# What to do
Copy each line exactly. Leave nothing out.

# Record excerpts
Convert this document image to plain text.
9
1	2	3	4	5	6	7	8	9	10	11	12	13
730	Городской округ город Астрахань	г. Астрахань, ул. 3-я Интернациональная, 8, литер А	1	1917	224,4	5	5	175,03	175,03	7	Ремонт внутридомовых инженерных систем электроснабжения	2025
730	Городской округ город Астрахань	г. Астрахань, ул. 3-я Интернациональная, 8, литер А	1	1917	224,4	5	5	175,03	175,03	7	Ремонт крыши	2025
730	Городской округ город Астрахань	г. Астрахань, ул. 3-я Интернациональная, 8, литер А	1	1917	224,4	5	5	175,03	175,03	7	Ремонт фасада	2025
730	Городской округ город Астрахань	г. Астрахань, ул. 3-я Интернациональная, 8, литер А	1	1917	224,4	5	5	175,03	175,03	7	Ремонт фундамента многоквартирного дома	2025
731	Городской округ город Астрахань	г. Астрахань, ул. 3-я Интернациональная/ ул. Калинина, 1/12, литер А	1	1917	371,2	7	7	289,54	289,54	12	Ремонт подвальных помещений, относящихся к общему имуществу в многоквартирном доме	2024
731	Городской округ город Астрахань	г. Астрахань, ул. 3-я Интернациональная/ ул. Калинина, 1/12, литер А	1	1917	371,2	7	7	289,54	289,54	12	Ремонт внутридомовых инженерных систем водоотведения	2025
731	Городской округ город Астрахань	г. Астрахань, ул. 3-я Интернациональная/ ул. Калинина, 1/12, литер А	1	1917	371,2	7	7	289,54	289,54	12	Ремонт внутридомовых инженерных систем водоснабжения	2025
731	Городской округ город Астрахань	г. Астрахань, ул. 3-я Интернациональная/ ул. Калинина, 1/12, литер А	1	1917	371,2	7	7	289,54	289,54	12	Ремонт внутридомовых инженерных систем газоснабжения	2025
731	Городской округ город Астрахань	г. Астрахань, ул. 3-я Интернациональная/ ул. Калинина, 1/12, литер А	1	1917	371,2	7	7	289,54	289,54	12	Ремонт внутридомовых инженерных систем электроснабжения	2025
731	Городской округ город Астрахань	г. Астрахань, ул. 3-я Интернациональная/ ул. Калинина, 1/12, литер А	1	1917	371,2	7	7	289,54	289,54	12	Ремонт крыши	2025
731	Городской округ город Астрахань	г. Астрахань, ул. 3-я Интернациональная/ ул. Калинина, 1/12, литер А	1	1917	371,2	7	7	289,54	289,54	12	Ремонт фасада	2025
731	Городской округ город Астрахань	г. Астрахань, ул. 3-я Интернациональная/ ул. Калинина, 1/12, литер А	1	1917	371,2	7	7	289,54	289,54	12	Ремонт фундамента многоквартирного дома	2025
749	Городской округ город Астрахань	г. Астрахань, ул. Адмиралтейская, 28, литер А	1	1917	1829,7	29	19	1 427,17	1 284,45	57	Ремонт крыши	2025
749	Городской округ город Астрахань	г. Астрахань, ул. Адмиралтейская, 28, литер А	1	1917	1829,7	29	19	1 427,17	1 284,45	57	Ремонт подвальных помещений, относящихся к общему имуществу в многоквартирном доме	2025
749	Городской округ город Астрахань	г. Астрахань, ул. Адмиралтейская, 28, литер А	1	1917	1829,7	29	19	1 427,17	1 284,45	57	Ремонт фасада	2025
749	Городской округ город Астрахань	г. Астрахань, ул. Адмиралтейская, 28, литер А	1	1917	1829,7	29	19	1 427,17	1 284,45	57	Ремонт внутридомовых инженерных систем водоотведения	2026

# Response to the exercise
Convert this document image to plain text.
9
1	2	3	4	5	6	7	8	9	10	11	12	13
730	Городской округ город Астрахань	г. Астрахань, ул. 3-я Интернациональная, 8, литер А	1	1917	224,4	5	5	175,03	175,03	7	Ремонт внутридомовых инженерных систем электроснабжения	2025
730	Городской округ город Астрахань	г. Астрахань, ул. 3-я Интернациональная, 8, литер А	1	1917	224,4	5	5	175,03	175,03	7	Ремонт крыши	2025
730	Городской округ город Астрахань	г. Астрахань, ул. 3-я Интернациональная, 8, литер А	1	1917	224,4	5	5	175,03	175,03	7	Ремонт фасада	2025
730	Городской округ город Астрахань	г. Астрахань, ул. 3-я Интернациональная, 8, литер А	1	1917	224,4	5	5	175,03	175,03	7	Ремонт фундамента многоквартирного дома	2025
731	Городской округ город Астрахань	г. Астрахань, ул. 3-я Интернациональная/ ул. Калинина, 1/12, литер А	1	1917	371,2	7	7	289,54	289,54	12	Ремонт подвальных помещений, относящихся к общему имуществу в многоквартирном доме	2024
731	Городской округ город Астрахань	г. Астрахань, ул. 3-я Интернациональная/ ул. Калинина, 1/12, литер А	1	1917	371,2	7	7	289,54	289,54	12	Ремонт внутридомовых инженерных систем водоотведения	2025
731	Городской округ город Астрахань	г. Астрахань, ул. 3-я Интернациональная/ ул. Калинина, 1/12, литер А	1	1917	371,2	7	7	289,54	289,54	12	Ремонт внутридомовых инженерных систем водоснабжения	2025
731	Городской округ город Астрахань	г. Астрахань, ул. 3-я Интернациональная/ ул. Калинина, 1/12, литер А	1	1917	371,2	7	7	289,54	289,54	12	Ремонт внутридомовых инженерных систем газоснабжения	2025
731	Городской округ город Астрахань	г. Астрахань, ул. 3-я Интернациональная/ ул. Калинина, 1/12, литер А	1	1917	371,2	7	7	289,54	289,54	12	Ремонт внутридомовых инженерных систем электроснабжения	2025
731	Городской округ город Астрахань	г. Астрахань, ул. 3-я Интернациональная/ ул. Калинина, 1/12, литер А	1	1917	371,2	7	7	289,54	289,54	12	Ремонт крыши	2025
731	Городской округ город Астрахань	г. Астрахань, ул. 3-я Интернациональная/ ул. Калинина, 1/12, литер А	1	1917	371,2	7	7	289,54	289,54	12	Ремонт фасада	2025
731	Городской округ город Астрахань	г. Астрахань, ул. 3-я Интернациональная/ ул. Калинина, 1/12, литер А	1	1917	371,2	7	7	289,54	289,54	12	Ремонт фундамента многоквартирного дома	2025
749	Городской округ город Астрахань	г. Астрахань, ул. Адмиралтейская, 28, литер А	1	1917	1829,7	29	19	1 427,17	1 284,45	57	Ремонт крыши	2025
749	Городской округ город Астрахань	г. Астрахань, ул. Адмиралтейская, 28, литер А	1	1917	1829,7	29	19	1 427,17	1 284,45	57	Ремонт подвальных помещений, относящихся к общему имуществу в многоквартирном доме	2025
749	Городской округ город Астрахань	г. Астрахань, ул. Адмиралтейская, 28, литер А	1	1917	1829,7	29	19	1 427,17	1 284,45	57	Ремонт фасада	2025
749	Городской округ город Астрахань	г. Астрахань, ул. Адмиралтейская, 28, литер А	1	1917	1829,7	29	19	1 427,17	1 284,45	57	Ремонт внутридомовых инженерных систем водоотведения	2026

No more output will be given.